══ Extrait du document ══

Par ailleurs, les actes des commissaires de justice comportent une mention relative à leur coût.
C. Sursis de paiement
240
Sur le sursis de paiement, il convient de se reporter au BOI-REC-PREA-20-20.
III. Vices susceptibles d’entacher l’instance
250
Parmi les vices dont peut se trouver entachée une instance devant le tribunal judiciaire, il convient de distinguer, d’une part, ceux qui affectent la réclamation à l’administration et, d’autre part, ceux que comporte la demande en justice elle-même.
A. Vices de forme affectant la réclamation préalable à l’administration
260
Bien qu’il n’existe pas, en ce qui concerne la procédure devant le tribunal judiciaire, de disposition analogue à celle prévue par l’article R.* 200-2 du LPF relative à la procédure devant le tribunal administratif (BOI-CTX-ADM-10-20-30), il convient d’admettre que les vices de forme énumérés au présent III-A § 260 peuvent, lorsqu’ils ont motivé le rejet de la réclamation préalable, être utilement couverts dans la demande au tribunal judiciaire :
- l’absence de mention de l’impôt, droit, ou taxe contesté ;
- le défaut de production, soit de l’avis de mise en recouvrement ou d’une pièce en tenant lieu (copie, photocopie, etc.), soit de la justification du montant du versement si l’impôt n’a pas donné lieu à l’établissement d’un avis de mise en recouvrement ;
- l’absence d’exposé sommaire des moyens et des conclusions.

═══
══ Données brutes ══

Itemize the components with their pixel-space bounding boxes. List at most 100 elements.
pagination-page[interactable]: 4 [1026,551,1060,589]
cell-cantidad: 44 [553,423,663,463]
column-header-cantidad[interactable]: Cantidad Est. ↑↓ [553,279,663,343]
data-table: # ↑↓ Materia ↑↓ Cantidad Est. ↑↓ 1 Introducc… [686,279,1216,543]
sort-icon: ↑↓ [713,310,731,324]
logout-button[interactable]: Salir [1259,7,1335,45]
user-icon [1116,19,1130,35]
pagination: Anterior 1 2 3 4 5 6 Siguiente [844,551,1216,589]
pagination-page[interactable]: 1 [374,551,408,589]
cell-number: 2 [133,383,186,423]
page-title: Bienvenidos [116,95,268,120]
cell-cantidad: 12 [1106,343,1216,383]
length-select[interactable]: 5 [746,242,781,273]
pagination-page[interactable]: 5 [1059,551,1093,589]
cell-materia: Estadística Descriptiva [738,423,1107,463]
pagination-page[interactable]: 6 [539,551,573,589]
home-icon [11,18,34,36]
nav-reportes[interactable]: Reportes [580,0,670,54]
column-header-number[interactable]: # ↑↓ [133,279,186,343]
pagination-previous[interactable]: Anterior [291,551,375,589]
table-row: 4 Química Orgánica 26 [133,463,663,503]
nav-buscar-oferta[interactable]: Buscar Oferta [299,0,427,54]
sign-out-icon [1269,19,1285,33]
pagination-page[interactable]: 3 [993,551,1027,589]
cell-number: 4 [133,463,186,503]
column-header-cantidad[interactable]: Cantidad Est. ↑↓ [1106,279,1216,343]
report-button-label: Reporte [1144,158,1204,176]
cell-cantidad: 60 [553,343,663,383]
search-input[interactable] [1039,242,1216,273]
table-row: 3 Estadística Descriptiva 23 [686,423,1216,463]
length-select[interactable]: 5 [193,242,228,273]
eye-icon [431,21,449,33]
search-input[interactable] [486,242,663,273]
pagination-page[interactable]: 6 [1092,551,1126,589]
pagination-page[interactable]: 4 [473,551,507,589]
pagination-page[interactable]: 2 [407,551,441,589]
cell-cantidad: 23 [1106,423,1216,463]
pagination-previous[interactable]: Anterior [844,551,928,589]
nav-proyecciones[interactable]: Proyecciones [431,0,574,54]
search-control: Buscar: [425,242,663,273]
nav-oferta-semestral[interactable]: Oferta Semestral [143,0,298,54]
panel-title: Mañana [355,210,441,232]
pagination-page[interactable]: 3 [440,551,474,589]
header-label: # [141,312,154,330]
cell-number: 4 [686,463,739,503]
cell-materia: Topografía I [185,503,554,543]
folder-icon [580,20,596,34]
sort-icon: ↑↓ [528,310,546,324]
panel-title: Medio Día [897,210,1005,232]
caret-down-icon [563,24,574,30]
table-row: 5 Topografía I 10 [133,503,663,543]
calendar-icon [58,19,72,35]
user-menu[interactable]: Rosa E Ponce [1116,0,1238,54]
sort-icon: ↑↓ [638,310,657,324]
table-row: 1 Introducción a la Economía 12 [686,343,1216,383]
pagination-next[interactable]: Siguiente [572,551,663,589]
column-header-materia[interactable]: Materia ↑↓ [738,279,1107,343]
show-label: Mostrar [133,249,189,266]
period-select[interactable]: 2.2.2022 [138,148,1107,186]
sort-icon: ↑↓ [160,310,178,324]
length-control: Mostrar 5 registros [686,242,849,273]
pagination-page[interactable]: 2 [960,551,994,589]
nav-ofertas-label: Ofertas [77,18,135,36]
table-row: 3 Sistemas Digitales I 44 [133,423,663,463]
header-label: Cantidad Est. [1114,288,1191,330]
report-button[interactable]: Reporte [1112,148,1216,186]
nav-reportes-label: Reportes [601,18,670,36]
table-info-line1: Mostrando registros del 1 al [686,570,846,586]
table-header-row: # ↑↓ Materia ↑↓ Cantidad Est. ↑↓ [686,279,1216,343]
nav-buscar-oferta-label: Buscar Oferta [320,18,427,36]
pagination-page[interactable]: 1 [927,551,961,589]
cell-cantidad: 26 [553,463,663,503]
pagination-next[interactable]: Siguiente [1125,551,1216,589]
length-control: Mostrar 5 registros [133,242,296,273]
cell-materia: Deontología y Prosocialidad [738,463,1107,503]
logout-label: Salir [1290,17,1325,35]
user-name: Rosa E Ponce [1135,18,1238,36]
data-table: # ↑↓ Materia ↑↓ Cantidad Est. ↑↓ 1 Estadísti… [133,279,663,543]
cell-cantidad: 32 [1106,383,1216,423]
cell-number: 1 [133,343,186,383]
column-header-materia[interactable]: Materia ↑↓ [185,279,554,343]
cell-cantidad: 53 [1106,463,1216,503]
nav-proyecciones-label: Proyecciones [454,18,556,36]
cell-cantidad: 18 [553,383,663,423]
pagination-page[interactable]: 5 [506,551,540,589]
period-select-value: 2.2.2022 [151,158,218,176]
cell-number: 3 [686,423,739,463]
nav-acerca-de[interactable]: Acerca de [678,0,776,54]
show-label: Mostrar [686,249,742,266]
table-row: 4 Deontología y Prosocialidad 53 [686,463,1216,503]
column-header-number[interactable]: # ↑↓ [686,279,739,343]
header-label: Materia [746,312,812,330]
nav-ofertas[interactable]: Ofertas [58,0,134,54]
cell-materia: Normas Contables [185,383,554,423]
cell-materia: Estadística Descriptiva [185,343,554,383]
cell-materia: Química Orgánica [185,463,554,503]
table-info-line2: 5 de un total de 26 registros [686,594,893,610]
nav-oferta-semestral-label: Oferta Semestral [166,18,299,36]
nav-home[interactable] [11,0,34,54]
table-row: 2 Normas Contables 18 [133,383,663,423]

═══

(Consigne à suivre) D'après l'extrait du document, à quel texte faut-il se reporter au sujet du sursis de paiement ? Les enregistrements proviennent d'une autre source que l'extrait.

(Réponse attendue) Il faut se reporter au BOI-REC-PREA-20-20.